[Exercise details]: Please return every line in the following data that includes the string "ylabel".

Records from a collection
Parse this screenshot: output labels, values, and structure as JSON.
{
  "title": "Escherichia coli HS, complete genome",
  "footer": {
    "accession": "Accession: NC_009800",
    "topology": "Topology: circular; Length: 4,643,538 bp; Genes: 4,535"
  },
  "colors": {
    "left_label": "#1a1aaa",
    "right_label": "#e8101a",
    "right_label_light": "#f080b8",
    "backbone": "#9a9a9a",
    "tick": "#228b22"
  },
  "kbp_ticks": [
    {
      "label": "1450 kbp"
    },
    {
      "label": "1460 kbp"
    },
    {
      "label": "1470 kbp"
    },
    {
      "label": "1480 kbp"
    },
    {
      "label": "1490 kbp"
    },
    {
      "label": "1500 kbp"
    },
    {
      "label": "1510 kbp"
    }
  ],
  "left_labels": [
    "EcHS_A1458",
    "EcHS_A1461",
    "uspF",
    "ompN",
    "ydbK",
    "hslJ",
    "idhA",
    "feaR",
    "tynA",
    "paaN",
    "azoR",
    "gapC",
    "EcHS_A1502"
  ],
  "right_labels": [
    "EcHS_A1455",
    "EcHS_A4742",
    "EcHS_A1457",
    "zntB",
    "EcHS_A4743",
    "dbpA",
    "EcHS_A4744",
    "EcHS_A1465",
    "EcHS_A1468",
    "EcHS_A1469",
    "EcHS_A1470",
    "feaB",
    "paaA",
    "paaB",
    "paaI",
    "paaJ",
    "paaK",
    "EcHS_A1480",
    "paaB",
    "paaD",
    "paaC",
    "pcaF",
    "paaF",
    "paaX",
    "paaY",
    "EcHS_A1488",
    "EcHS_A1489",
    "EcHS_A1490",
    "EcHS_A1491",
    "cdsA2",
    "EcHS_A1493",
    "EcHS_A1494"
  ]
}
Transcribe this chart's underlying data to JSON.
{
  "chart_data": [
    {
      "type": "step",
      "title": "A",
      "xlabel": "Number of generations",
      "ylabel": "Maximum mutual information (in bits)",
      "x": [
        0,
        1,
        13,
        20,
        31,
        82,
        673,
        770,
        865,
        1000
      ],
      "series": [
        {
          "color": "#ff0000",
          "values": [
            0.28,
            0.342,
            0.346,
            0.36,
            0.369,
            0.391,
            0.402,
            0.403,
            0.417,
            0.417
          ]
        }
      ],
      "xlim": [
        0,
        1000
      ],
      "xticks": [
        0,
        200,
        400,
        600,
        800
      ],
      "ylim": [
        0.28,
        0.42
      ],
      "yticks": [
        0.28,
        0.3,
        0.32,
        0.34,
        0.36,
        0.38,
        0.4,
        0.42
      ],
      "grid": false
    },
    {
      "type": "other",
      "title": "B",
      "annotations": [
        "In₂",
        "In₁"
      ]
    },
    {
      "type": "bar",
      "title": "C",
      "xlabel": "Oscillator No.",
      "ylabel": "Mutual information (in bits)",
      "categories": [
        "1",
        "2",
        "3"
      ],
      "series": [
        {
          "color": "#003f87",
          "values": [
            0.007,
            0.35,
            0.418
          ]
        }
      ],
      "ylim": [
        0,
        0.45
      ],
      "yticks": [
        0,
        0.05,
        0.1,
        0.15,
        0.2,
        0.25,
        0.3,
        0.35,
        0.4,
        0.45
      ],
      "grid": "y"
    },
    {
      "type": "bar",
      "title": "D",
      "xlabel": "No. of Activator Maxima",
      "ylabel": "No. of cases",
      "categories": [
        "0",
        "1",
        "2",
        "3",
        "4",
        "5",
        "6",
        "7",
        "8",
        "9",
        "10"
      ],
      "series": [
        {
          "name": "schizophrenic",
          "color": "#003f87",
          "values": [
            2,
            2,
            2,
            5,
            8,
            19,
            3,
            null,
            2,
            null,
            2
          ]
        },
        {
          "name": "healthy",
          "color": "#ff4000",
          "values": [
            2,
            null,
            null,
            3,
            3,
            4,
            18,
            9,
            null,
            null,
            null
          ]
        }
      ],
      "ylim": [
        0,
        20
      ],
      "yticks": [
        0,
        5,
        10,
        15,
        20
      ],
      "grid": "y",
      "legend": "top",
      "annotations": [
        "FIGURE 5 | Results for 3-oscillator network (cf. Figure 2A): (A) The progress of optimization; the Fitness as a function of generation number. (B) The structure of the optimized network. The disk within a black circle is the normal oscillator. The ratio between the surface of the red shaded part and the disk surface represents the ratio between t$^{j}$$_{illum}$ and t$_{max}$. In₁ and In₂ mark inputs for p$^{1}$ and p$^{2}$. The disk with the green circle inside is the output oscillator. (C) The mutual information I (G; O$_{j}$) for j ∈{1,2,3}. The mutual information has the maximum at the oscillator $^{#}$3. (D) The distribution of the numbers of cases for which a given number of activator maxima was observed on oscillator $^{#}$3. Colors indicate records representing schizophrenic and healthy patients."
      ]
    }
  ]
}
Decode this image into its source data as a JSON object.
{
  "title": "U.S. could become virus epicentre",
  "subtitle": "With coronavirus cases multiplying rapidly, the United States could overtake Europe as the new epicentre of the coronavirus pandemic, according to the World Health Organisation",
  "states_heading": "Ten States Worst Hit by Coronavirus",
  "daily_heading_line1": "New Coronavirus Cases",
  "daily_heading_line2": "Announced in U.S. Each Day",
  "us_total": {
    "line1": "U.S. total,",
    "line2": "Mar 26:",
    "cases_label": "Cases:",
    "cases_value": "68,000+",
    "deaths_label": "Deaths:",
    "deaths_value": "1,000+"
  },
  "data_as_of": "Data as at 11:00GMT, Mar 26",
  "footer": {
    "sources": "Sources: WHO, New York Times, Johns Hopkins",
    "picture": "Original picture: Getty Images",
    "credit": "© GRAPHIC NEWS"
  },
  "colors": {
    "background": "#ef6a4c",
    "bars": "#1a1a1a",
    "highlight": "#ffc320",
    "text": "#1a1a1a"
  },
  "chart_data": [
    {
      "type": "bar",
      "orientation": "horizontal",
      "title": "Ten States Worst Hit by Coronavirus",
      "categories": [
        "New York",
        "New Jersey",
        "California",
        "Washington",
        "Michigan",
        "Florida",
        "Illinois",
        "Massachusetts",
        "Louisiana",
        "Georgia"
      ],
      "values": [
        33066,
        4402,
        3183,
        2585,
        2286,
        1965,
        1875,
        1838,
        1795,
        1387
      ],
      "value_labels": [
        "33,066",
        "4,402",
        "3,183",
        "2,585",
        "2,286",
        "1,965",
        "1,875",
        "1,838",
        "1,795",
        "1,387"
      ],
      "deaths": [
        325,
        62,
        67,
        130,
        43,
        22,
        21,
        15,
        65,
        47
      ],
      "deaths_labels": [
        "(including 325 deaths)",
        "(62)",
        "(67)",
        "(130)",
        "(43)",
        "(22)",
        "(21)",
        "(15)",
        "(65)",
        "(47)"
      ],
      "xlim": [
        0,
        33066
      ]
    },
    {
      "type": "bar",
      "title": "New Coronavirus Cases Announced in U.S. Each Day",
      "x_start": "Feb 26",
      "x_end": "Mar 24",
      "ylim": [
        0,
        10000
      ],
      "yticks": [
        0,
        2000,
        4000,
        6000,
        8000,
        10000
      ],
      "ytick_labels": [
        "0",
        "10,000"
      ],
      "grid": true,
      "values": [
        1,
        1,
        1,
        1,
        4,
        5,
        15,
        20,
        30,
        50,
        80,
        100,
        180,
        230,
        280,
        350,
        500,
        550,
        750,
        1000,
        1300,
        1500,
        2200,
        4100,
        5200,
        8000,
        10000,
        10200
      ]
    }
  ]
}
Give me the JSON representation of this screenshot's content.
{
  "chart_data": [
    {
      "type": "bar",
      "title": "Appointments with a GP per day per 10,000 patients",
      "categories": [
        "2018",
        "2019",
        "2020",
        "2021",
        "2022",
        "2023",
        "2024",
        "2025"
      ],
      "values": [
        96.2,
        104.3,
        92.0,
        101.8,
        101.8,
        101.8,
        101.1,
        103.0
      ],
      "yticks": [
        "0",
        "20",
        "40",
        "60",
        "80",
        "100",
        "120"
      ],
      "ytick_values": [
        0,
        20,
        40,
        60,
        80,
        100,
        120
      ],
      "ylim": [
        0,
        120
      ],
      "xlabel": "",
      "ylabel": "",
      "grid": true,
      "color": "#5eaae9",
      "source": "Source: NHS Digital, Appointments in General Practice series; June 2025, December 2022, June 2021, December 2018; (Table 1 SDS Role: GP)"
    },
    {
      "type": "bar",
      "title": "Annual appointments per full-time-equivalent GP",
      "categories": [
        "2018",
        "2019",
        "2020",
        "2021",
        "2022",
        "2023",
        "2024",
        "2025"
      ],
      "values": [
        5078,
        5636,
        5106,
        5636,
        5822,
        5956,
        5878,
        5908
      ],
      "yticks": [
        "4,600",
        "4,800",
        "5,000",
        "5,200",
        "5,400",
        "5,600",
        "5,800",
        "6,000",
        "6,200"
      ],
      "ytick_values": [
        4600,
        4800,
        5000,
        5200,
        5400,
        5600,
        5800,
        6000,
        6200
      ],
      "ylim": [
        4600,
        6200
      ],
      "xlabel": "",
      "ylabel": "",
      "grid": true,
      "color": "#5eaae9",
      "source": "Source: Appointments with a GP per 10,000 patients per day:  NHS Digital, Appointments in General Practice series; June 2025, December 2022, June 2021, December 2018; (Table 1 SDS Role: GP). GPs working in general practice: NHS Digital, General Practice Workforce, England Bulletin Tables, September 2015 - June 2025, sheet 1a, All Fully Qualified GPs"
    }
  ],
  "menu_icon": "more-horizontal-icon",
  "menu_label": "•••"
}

[Output of the exercise]:
      "ylabel": "Maximum mutual information (in bits)",
      "ylabel": "Mutual information (in bits)",
      "ylabel": "No. of cases",
      "ylabel": "",
      "ylabel": "",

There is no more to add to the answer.